Passage:
↓

UK Research – Holiday resorts

Inevitably there will be seasonal variations in the number of incidents of town centre disorder. The Christmas and New Year periods, for example, are traditionally a time when people may ‘let their hair down’ more than they would at other times of year. Although our visits to the main research locations took place over a period from January to July we considered it appropriate to look at a couple of other towns which might have some special problems because they were ‘resorts’ catering for the excesses of holiday periods. Blackpool and Brighton had both received adverse media coverage of public disorder, and both are regarded as ‘traditional’ arenas for drinking and fighting. We therefore spent an evening with the Blackpool Police on an August Bank Holiday weekend and a weekend in Brighton during the peak holiday period known as ‘Sussex Fortnight’.

↑

Challenge 1: Name every holiday or holiday period mentioned in the passage on holiday resorts.
Challenge 2: Reproduce the passage on holiday resorts word for word from "UK Research –" to "as ‘Sussex Fortnight’.".
Challenge 3: Extend the passage on disorder in holiday resorts by writing what comes after its final sentence.
The lines that come next are separate material with no connection to the passage on holiday resorts.

Stored records:
↓

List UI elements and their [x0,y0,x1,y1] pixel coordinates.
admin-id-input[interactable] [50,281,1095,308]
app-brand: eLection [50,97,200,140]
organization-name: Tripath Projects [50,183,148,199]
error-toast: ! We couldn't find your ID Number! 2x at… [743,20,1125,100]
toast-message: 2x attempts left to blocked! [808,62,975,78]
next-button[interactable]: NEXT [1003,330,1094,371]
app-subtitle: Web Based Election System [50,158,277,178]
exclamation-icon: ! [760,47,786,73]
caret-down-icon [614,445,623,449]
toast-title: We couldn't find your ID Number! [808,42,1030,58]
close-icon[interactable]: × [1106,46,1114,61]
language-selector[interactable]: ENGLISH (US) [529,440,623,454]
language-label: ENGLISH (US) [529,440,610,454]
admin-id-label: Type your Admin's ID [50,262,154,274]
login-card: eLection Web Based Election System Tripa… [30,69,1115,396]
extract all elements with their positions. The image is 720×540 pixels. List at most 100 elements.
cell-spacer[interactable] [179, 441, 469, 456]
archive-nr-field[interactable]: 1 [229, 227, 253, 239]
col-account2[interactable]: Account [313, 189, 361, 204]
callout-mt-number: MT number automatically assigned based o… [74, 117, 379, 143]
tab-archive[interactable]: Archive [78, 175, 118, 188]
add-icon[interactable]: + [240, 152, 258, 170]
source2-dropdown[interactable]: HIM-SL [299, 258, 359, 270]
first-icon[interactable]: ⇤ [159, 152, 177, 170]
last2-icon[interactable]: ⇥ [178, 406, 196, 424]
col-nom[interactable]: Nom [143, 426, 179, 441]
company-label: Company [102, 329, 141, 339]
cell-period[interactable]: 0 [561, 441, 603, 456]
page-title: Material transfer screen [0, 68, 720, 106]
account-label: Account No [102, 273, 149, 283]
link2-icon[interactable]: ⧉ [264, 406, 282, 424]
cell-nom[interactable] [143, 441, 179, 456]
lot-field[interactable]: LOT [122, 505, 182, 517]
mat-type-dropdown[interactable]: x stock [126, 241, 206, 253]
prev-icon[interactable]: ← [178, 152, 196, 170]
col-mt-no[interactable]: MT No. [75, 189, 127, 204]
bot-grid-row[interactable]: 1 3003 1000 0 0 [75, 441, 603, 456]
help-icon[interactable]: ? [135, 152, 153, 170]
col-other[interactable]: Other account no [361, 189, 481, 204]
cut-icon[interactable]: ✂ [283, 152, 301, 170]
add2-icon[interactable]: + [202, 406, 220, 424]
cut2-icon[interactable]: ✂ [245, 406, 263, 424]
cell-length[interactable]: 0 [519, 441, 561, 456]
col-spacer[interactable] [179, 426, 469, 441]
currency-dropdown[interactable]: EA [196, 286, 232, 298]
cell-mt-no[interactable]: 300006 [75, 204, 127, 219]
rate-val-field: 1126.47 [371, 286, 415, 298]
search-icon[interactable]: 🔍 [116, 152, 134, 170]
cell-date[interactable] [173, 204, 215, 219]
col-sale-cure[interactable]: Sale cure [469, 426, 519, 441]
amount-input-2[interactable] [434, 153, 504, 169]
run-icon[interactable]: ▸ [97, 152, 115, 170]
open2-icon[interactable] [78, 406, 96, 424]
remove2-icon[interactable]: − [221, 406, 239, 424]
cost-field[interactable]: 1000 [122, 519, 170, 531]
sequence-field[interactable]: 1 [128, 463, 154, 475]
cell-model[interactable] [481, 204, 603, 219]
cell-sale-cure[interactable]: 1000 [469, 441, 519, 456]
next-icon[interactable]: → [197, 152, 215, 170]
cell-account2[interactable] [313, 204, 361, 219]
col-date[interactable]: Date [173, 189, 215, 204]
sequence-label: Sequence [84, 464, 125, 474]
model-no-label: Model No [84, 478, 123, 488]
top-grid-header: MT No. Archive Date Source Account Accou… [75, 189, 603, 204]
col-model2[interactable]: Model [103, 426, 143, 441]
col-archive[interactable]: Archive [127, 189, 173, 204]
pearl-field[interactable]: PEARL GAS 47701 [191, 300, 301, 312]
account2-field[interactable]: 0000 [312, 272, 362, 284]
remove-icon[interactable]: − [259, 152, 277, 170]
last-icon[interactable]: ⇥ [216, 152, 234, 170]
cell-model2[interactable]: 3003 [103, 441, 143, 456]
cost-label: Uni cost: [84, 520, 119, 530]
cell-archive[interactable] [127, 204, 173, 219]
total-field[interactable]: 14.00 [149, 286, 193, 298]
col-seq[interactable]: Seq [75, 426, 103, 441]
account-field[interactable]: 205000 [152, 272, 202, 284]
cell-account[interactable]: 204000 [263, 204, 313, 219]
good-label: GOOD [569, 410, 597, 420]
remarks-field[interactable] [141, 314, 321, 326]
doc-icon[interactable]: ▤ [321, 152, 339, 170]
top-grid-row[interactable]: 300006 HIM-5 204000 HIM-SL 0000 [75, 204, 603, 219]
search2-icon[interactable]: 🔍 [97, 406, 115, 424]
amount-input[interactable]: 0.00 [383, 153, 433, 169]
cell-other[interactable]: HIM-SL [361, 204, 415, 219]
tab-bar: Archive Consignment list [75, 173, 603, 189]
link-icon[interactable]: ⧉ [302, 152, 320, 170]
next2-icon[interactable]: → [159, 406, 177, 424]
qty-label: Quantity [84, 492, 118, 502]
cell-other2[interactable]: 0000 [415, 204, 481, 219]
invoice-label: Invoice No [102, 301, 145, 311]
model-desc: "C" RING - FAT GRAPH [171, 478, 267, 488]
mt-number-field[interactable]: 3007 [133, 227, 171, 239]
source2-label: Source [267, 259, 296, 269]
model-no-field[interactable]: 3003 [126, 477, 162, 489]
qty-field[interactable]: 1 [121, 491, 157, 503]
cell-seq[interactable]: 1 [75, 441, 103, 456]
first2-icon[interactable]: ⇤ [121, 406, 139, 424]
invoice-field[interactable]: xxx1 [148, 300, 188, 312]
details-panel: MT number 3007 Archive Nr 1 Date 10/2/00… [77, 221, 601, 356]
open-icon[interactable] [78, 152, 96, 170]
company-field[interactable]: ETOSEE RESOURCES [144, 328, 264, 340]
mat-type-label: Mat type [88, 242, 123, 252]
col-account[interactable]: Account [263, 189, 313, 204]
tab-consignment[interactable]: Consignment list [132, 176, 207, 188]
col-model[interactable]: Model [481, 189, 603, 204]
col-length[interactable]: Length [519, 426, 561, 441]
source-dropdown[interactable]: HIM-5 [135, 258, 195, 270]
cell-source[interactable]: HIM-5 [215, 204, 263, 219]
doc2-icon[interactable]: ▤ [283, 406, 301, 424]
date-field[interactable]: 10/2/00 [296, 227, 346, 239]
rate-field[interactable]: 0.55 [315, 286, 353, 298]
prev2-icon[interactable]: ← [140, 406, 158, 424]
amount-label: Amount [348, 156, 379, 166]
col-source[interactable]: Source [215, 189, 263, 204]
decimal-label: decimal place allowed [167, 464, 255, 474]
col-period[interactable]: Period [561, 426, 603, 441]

↑

Task answer 1: Christmas, New Year, August Bank Holiday, Sussex Fortnight

Task answer 2:
UK Research – Holiday resorts

Inevitably there will be seasonal variations in the number of incidents of town centre disorder. The Christmas and New Year periods, for example, are traditionally a time when people may ‘let their hair down’ more than they would at other times of year. Although our visits to the main research locations took place over a period from January to July we considered it appropriate to look at a couple of other towns which might have some special problems because they were ‘resorts’ catering for the excesses of holiday periods. Blackpool and Brighton had both received adverse media coverage of public disorder, and both are regarded as ‘traditional’ arenas for drinking and fighting. We therefore spent an evening with the Blackpool Police on an August Bank Holiday weekend and a weekend in Brighton during the peak holiday period known as ‘Sussex Fortnight’.

Task answer 3:
Our night with the Blackpool police proved illuminating. In a preliminary discussion with the Superintendent, it emerged that a certain level of rowdy and boisterous behaviour would be tolerated in a ‘holiday town’ which might be unacceptable elsewhere. Saturday night on the August Bank Holiday weekend was thought to be the busiest night of the year. The previous night had seen 50 arrests, of which 20 were considered to be drink-related. Although the Superintendent recognised the problems of determining drink-relatedness, he felt that alcohol was a factor in many of the Public Order offenses, and to some extent in the Criminal Damage and Assault offenses of the Friday night.

Blackpool has in excess of 45 Public Entertainment Licenses, considered a high number given the size and population of the town. According to the police, most of the public order problems occur after the clubs close at 2.00 am, with considerably fewer occurring after pub closing time. In fact, the quietest period was said to be between 11.30pm and 2.00am, when those who wished to go home had done so, and the rest were in the clubs. This, we found, is not unusual in towns which have a large number and a great variety of late-night venues, as these provide continued entertainment for those who desire it, thus eliminating the frustration of having their enjoyment abruptly terminated at the relatively early time of 11.00pm. In towns (such as Banbury) with few late-night venues, there is a mass ejection of excited young people on to the streets at pub closing time, with no ‘focus’ for their energies and no desire to go home. In Blackpool, and other towns with numerous night-clubs, this ‘flash-point’ is not removed, but it is reduced and postponed until 2.00am.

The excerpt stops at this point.